## BEGIN Exercise materials

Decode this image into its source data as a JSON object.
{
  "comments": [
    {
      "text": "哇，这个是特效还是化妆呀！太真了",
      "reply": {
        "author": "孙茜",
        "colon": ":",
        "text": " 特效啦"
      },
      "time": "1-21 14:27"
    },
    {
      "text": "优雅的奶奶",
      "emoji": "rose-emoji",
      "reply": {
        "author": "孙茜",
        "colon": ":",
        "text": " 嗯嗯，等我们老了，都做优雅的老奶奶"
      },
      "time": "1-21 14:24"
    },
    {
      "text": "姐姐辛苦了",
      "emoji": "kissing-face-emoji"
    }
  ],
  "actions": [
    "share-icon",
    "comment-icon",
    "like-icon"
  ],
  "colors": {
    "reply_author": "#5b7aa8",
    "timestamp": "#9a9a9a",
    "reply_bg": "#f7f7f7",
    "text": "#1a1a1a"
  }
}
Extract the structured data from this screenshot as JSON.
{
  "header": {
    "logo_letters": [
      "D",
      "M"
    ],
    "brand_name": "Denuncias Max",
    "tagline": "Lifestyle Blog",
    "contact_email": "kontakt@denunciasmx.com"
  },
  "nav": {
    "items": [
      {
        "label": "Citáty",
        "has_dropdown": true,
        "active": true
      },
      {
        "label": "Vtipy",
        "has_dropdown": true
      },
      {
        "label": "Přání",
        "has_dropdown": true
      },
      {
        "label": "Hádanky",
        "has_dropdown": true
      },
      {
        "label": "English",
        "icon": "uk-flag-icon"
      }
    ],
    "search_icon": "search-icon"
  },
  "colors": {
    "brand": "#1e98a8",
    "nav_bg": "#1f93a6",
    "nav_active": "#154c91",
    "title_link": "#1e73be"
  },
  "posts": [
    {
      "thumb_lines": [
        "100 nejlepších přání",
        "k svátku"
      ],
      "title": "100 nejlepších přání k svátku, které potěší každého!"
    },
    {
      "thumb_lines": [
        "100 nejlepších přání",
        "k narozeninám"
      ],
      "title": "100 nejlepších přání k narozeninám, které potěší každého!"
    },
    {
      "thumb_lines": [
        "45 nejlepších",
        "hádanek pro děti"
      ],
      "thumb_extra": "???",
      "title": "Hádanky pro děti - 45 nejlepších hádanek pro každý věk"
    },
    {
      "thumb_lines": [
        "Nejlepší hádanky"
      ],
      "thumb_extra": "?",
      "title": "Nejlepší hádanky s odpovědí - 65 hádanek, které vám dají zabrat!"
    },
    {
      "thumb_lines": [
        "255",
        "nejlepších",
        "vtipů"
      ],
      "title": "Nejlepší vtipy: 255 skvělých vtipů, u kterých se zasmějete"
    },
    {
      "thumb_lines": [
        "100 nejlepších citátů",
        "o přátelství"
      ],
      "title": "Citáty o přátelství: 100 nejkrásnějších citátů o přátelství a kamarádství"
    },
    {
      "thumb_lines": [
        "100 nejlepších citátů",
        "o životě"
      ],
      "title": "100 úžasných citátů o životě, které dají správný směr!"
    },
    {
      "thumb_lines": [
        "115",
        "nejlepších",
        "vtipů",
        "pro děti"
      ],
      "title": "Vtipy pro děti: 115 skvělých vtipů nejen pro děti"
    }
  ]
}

## END Exercise materials

_Stated exercise_
Using the material above, print every entry exactly as written.

_Answer_
Decode this image into its source data as a JSON object.
{
  "comments": [
    {
      "text": "哇，这个是特效还是化妆呀！太真了",
      "reply": {
        "author": "孙茜",
        "colon": ":",
        "text": " 特效啦"
      },
      "time": "1-21 14:27"
    },
    {
      "text": "优雅的奶奶",
      "emoji": "rose-emoji",
      "reply": {
        "author": "孙茜",
        "colon": ":",
        "text": " 嗯嗯，等我们老了，都做优雅的老奶奶"
      },
      "time": "1-21 14:24"
    },
    {
      "text": "姐姐辛苦了",
      "emoji": "kissing-face-emoji"
    }
  ],
  "actions": [
    "share-icon",
    "comment-icon",
    "like-icon"
  ],
  "colors": {
    "reply_author": "#5b7aa8",
    "timestamp": "#9a9a9a",
    "reply_bg": "#f7f7f7",
    "text": "#1a1a1a"
  }
}
Extract the structured data from this screenshot as JSON.
{
  "header": {
    "logo_letters": [
      "D",
      "M"
    ],
    "brand_name": "Denuncias Max",
    "tagline": "Lifestyle Blog",
    "contact_email": "kontakt@denunciasmx.com"
  },
  "nav": {
    "items": [
      {
        "label": "Citáty",
        "has_dropdown": true,
        "active": true
      },
      {
        "label": "Vtipy",
        "has_dropdown": true
      },
      {
        "label": "Přání",
        "has_dropdown": true
      },
      {
        "label": "Hádanky",
        "has_dropdown": true
      },
      {
        "label": "English",
        "icon": "uk-flag-icon"
      }
    ],
    "search_icon": "search-icon"
  },
  "colors": {
    "brand": "#1e98a8",
    "nav_bg": "#1f93a6",
    "nav_active": "#154c91",
    "title_link": "#1e73be"
  },
  "posts": [
    {
      "thumb_lines": [
        "100 nejlepších přání",
        "k svátku"
      ],
      "title": "100 nejlepších přání k svátku, které potěší každého!"
    },
    {
      "thumb_lines": [
        "100 nejlepších přání",
        "k narozeninám"
      ],
      "title": "100 nejlepších přání k narozeninám, které potěší každého!"
    },
    {
      "thumb_lines": [
        "45 nejlepších",
        "hádanek pro děti"
      ],
      "thumb_extra": "???",
      "title": "Hádanky pro děti - 45 nejlepších hádanek pro každý věk"
    },
    {
      "thumb_lines": [
        "Nejlepší hádanky"
      ],
      "thumb_extra": "?",
      "title": "Nejlepší hádanky s odpovědí - 65 hádanek, které vám dají zabrat!"
    },
    {
      "thumb_lines": [
        "255",
        "nejlepších",
        "vtipů"
      ],
      "title": "Nejlepší vtipy: 255 skvělých vtipů, u kterých se zasmějete"
    },
    {
      "thumb_lines": [
        "100 nejlepších citátů",
        "o přátelství"
      ],
      "title": "Citáty o přátelství: 100 nejkrásnějších citátů o přátelství a kamarádství"
    },
    {
      "thumb_lines": [
        "100 nejlepších citátů",
        "o životě"
      ],
      "title": "100 úžasných citátů o životě, které dají správný směr!"
    },
    {
      "thumb_lines": [
        "115",
        "nejlepších",
        "vtipů",
        "pro děti"
      ],
      "title": "Vtipy pro děti: 115 skvělých vtipů nejen pro děti"
    }
  ]
}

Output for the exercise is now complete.